__TASK INSTRUCTIONS__. Scan the following material for the string "value" and copy each line in which it appears.

Start of DATA SUPPLIED

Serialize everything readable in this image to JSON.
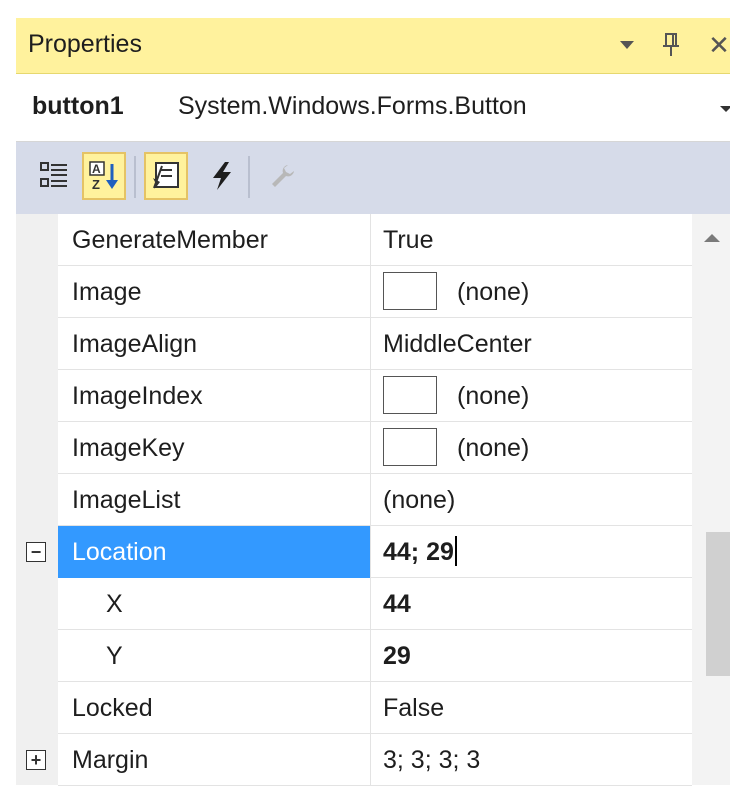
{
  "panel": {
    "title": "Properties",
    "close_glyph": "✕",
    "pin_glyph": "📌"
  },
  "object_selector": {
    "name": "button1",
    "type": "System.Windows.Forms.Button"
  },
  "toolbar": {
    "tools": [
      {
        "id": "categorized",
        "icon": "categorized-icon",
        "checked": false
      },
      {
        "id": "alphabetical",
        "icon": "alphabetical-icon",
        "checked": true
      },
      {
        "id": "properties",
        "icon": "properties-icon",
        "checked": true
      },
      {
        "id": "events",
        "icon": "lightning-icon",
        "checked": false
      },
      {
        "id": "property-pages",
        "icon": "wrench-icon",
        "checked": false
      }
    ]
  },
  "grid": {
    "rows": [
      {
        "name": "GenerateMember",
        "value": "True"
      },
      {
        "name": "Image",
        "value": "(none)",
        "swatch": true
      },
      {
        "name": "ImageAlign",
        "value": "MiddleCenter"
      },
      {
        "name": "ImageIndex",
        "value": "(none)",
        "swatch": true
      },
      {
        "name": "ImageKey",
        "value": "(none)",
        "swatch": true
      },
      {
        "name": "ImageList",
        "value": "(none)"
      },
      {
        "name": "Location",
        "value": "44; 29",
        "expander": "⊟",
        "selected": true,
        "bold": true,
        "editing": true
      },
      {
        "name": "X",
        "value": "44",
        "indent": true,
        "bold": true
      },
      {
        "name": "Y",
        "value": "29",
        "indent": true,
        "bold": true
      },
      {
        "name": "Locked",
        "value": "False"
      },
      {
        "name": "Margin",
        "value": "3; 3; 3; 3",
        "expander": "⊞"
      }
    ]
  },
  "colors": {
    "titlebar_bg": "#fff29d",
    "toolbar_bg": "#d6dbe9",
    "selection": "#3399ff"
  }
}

End of DATA SUPPLIED
Start of DATA SUPPLIED

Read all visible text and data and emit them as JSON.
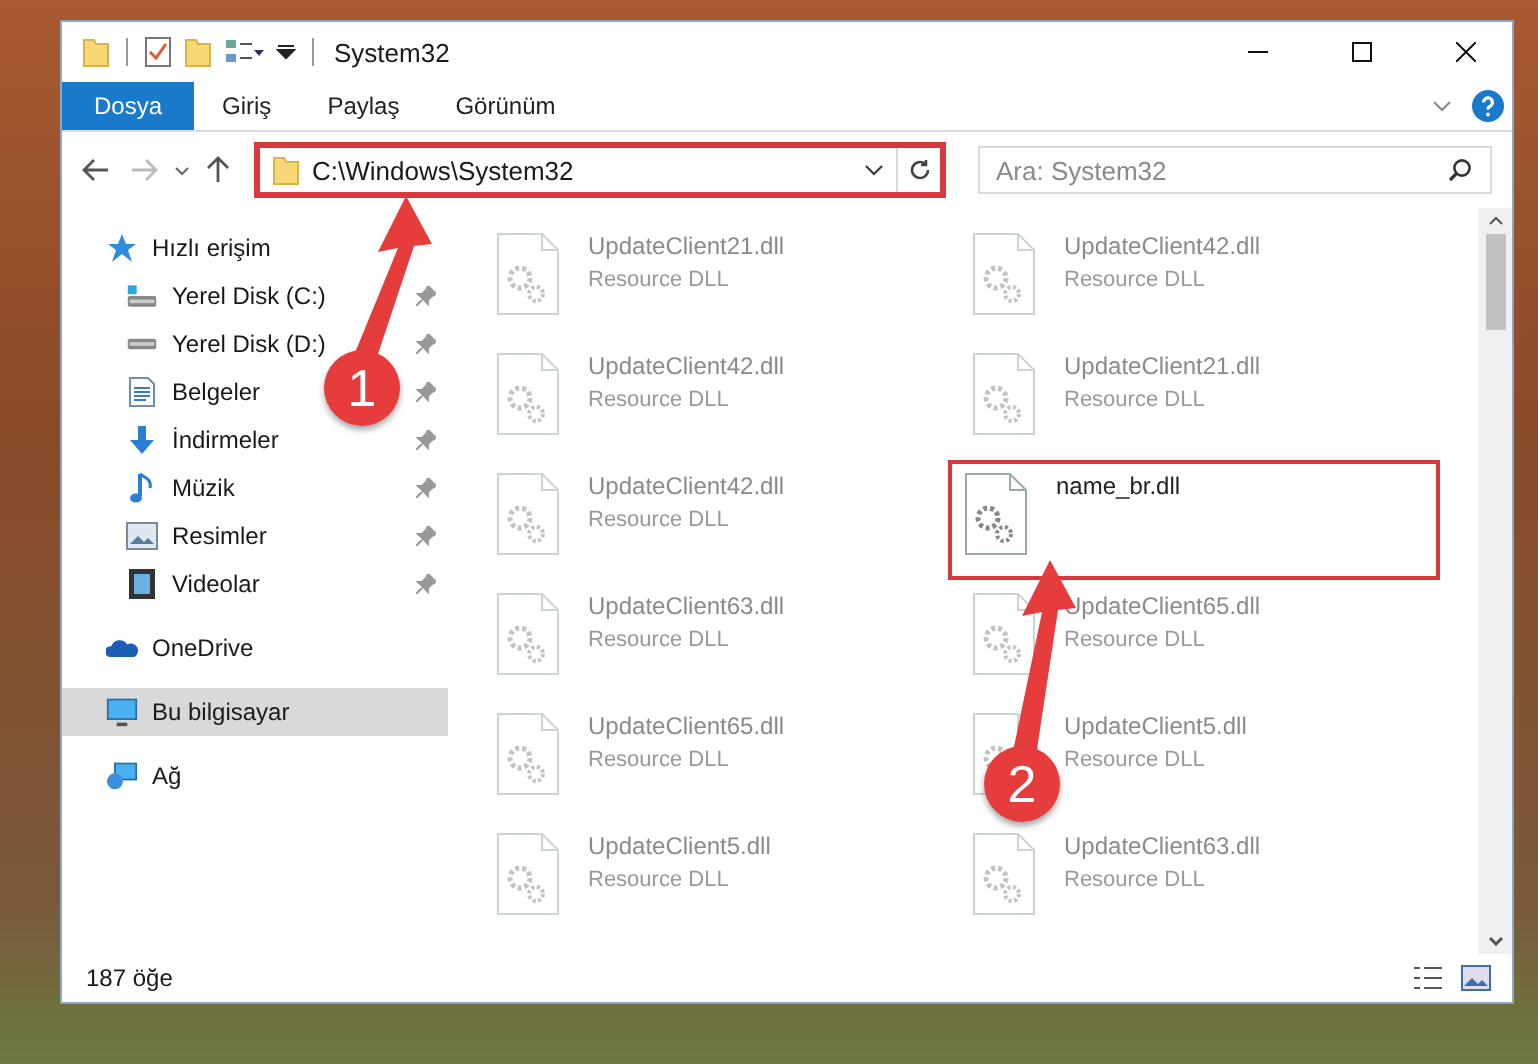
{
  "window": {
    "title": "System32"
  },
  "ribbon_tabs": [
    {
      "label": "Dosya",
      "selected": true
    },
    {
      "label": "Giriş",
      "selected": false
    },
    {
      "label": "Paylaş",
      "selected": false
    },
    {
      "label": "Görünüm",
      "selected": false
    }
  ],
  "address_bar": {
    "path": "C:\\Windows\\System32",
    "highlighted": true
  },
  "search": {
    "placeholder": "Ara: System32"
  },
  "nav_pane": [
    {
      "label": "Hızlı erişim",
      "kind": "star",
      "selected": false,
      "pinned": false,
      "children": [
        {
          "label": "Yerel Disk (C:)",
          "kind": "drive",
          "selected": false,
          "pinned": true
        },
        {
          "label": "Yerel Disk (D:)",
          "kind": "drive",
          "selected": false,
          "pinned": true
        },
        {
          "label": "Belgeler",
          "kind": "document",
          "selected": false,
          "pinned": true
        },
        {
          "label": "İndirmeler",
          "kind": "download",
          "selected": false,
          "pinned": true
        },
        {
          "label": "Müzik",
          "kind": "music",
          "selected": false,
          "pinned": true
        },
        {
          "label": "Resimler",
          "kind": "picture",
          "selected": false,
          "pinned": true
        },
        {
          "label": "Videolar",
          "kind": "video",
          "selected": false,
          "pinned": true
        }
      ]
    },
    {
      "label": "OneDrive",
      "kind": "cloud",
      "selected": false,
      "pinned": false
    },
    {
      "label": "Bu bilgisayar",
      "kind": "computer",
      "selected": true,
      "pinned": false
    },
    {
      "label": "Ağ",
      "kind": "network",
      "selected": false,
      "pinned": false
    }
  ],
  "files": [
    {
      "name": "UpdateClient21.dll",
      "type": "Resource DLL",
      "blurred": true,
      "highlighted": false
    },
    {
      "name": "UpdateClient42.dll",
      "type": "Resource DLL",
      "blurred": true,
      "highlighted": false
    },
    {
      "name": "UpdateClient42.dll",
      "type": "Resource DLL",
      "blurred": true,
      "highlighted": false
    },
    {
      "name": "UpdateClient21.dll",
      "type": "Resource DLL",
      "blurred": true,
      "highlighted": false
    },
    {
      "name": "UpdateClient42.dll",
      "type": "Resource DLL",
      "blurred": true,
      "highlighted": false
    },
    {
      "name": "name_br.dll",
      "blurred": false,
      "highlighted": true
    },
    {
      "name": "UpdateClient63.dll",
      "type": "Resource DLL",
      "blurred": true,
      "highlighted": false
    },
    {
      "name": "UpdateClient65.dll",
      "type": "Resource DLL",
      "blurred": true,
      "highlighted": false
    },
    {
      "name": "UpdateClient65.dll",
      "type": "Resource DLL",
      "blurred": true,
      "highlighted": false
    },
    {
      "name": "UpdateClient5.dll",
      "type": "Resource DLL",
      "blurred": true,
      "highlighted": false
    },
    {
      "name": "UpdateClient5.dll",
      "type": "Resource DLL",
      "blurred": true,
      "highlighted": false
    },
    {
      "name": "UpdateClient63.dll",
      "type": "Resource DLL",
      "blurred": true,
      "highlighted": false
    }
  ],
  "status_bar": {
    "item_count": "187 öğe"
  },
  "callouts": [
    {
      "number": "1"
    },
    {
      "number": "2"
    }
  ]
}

End of DATA SUPPLIED

__OUTPUT__.
        "value": "True"
        "value": "(none)",
        "value": "MiddleCenter"
        "value": "(none)",
        "value": "(none)",
        "value": "(none)"
        "value": "44; 29",
        "value": "44",
        "value": "29",
        "value": "False"
        "value": "3; 3; 3; 3",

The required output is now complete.